## DATA ROWS
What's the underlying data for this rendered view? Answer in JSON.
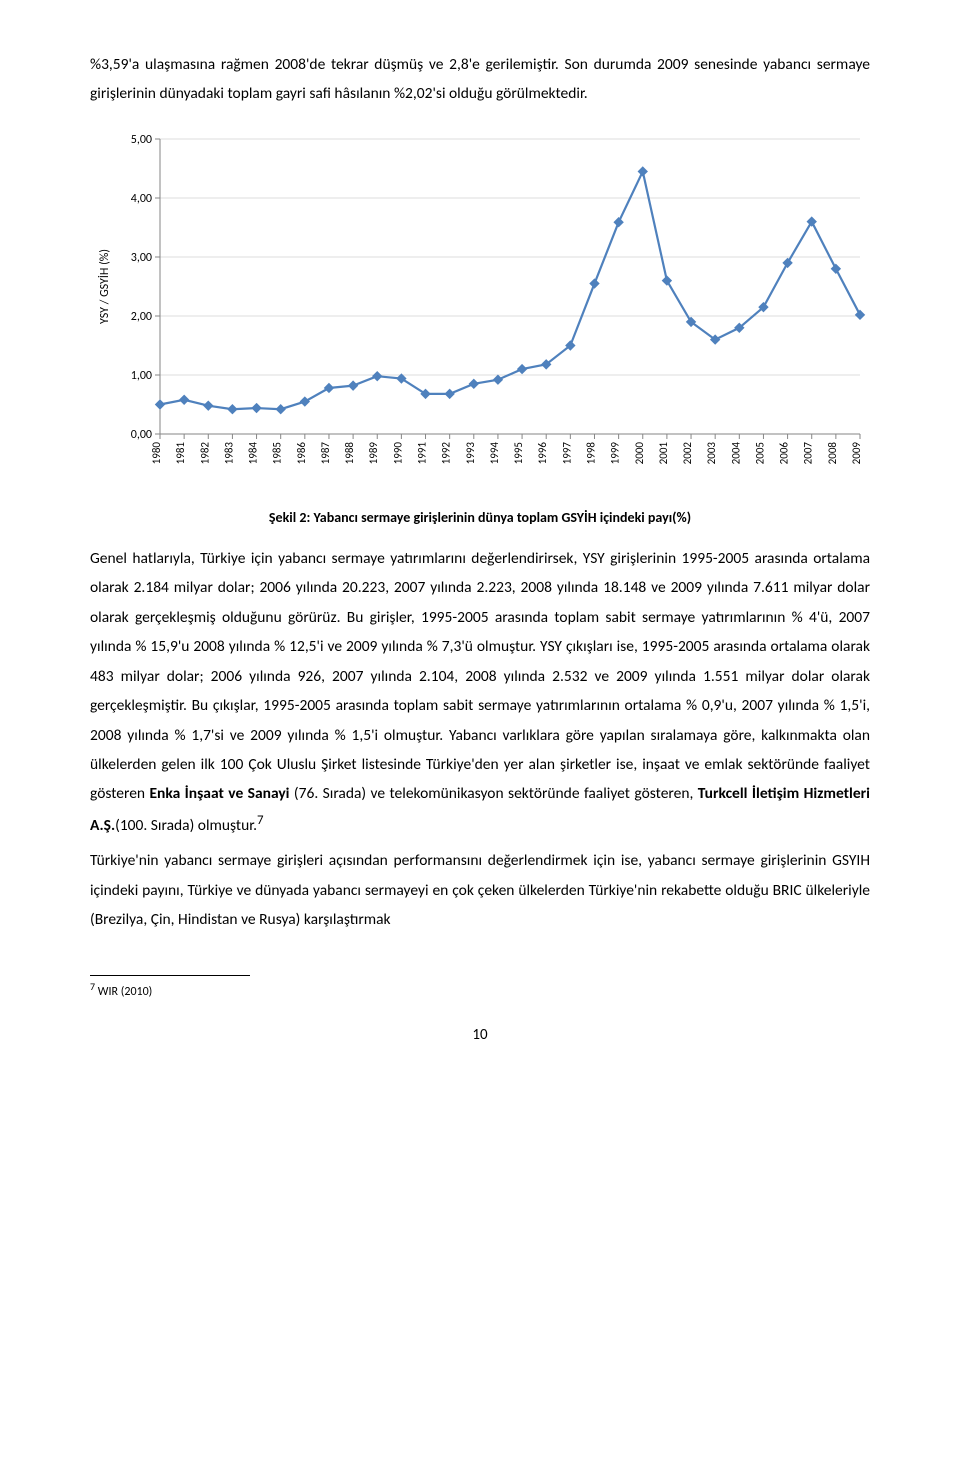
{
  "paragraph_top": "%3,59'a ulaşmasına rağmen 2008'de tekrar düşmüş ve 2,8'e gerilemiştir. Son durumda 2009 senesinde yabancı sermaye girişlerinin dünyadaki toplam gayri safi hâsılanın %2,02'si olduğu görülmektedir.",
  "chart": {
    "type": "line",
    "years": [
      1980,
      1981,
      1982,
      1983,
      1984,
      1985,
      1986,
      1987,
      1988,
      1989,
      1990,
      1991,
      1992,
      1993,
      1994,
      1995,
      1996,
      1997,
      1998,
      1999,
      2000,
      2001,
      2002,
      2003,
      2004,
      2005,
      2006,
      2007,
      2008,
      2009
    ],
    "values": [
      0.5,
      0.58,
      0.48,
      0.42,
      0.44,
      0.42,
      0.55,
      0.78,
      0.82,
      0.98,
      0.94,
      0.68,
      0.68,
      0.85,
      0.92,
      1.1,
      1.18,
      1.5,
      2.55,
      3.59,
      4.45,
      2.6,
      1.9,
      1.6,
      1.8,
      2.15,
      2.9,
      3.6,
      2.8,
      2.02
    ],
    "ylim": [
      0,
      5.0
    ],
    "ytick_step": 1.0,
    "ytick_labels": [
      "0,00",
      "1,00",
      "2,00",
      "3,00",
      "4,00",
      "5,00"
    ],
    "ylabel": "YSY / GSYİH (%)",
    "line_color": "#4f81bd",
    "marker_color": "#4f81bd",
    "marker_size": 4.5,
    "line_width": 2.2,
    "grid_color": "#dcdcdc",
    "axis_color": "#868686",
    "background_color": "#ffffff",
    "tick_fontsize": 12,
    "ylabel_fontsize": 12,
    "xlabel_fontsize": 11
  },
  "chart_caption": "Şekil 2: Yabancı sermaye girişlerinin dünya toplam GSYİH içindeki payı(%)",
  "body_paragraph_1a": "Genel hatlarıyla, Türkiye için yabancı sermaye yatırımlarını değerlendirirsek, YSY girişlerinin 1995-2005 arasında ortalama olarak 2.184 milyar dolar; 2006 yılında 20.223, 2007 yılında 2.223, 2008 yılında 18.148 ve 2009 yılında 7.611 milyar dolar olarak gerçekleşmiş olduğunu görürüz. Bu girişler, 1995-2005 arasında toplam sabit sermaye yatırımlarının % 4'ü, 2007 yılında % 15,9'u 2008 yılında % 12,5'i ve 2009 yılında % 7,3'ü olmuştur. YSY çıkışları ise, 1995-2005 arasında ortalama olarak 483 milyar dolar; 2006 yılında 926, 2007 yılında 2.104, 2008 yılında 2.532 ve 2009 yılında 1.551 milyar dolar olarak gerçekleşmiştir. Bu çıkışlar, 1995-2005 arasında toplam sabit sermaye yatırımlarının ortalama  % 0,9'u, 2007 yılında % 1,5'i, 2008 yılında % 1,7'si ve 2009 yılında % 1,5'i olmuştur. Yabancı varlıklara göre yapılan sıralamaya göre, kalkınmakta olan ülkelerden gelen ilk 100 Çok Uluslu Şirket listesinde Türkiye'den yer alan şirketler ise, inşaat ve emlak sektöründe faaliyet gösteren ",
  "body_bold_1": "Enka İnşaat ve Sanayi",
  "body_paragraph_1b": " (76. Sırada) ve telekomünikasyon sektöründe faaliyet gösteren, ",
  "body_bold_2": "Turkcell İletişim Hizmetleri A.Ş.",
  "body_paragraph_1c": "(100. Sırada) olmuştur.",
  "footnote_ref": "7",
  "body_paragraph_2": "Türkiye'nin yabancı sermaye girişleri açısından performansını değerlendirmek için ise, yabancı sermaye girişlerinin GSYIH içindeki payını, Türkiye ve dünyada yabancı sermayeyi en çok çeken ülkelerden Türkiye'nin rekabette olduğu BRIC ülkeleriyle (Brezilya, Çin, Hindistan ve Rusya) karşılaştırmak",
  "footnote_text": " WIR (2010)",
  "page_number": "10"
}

* * *

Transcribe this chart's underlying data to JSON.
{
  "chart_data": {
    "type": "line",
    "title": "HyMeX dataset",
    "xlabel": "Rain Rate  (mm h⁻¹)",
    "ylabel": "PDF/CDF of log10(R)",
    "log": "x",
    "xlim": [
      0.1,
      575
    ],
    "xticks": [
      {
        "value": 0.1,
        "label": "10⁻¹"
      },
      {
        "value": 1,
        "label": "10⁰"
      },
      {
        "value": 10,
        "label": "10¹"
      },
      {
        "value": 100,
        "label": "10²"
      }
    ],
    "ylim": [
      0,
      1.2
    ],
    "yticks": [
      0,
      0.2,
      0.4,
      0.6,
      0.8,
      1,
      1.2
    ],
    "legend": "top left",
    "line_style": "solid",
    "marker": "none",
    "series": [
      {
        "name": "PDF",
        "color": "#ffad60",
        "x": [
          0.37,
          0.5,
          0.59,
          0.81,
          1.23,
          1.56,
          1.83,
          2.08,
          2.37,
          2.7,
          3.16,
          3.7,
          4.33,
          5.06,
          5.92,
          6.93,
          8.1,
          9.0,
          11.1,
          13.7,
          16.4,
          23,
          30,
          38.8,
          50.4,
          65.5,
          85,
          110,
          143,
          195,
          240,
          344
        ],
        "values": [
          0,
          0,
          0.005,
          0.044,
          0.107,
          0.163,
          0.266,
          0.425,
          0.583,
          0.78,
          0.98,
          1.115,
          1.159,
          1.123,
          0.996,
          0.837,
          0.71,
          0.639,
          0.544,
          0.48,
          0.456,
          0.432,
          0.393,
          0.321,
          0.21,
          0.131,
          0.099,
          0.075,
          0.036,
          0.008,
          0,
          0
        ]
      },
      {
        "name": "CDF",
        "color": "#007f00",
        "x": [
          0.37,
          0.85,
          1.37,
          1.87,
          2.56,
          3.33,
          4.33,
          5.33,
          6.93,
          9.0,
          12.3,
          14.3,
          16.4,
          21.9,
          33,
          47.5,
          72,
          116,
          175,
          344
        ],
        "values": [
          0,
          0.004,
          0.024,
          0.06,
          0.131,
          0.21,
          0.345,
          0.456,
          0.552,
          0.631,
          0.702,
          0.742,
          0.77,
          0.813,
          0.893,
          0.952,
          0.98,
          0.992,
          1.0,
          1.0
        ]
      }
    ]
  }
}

* * *

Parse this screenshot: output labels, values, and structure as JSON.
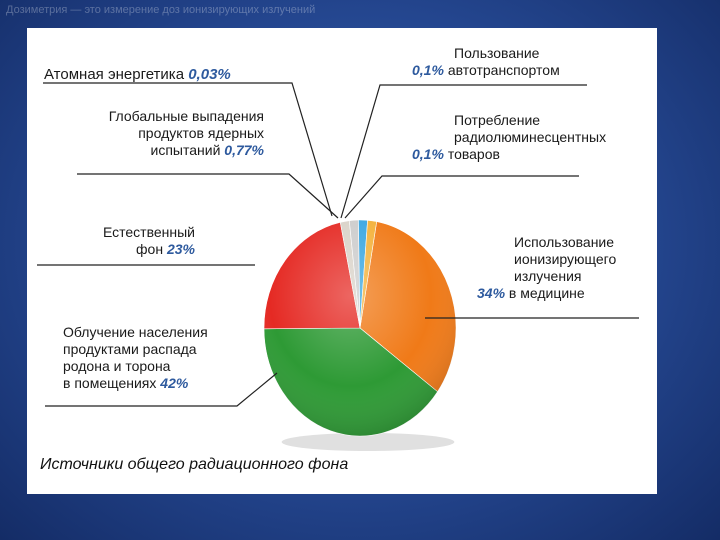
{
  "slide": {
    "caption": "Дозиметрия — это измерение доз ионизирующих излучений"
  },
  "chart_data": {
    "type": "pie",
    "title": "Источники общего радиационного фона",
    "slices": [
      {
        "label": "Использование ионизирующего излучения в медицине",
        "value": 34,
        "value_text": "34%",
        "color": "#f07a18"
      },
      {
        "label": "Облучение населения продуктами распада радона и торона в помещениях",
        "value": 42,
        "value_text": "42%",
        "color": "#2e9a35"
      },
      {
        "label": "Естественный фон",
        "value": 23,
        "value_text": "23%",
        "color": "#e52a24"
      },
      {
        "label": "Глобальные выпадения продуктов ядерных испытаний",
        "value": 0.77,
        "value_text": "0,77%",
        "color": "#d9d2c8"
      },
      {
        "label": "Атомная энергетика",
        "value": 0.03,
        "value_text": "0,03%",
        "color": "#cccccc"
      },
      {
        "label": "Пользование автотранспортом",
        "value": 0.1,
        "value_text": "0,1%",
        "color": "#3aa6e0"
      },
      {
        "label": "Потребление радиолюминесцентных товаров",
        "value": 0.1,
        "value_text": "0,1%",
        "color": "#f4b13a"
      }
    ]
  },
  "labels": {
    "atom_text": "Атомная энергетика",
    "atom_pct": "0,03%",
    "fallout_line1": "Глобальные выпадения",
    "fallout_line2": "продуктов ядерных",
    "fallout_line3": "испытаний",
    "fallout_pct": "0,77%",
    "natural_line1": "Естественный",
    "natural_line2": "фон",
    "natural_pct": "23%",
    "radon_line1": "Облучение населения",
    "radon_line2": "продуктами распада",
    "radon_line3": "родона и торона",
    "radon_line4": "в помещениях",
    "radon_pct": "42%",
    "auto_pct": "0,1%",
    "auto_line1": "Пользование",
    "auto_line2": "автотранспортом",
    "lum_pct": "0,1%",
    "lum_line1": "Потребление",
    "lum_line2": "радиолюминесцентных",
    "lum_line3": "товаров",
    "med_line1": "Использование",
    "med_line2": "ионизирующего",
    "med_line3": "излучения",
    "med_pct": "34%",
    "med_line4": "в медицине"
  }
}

## WORK TO DO
For the entries above, state how many lines contain the word "Естественный". Provide the number by itself.

## THE ANSWER
2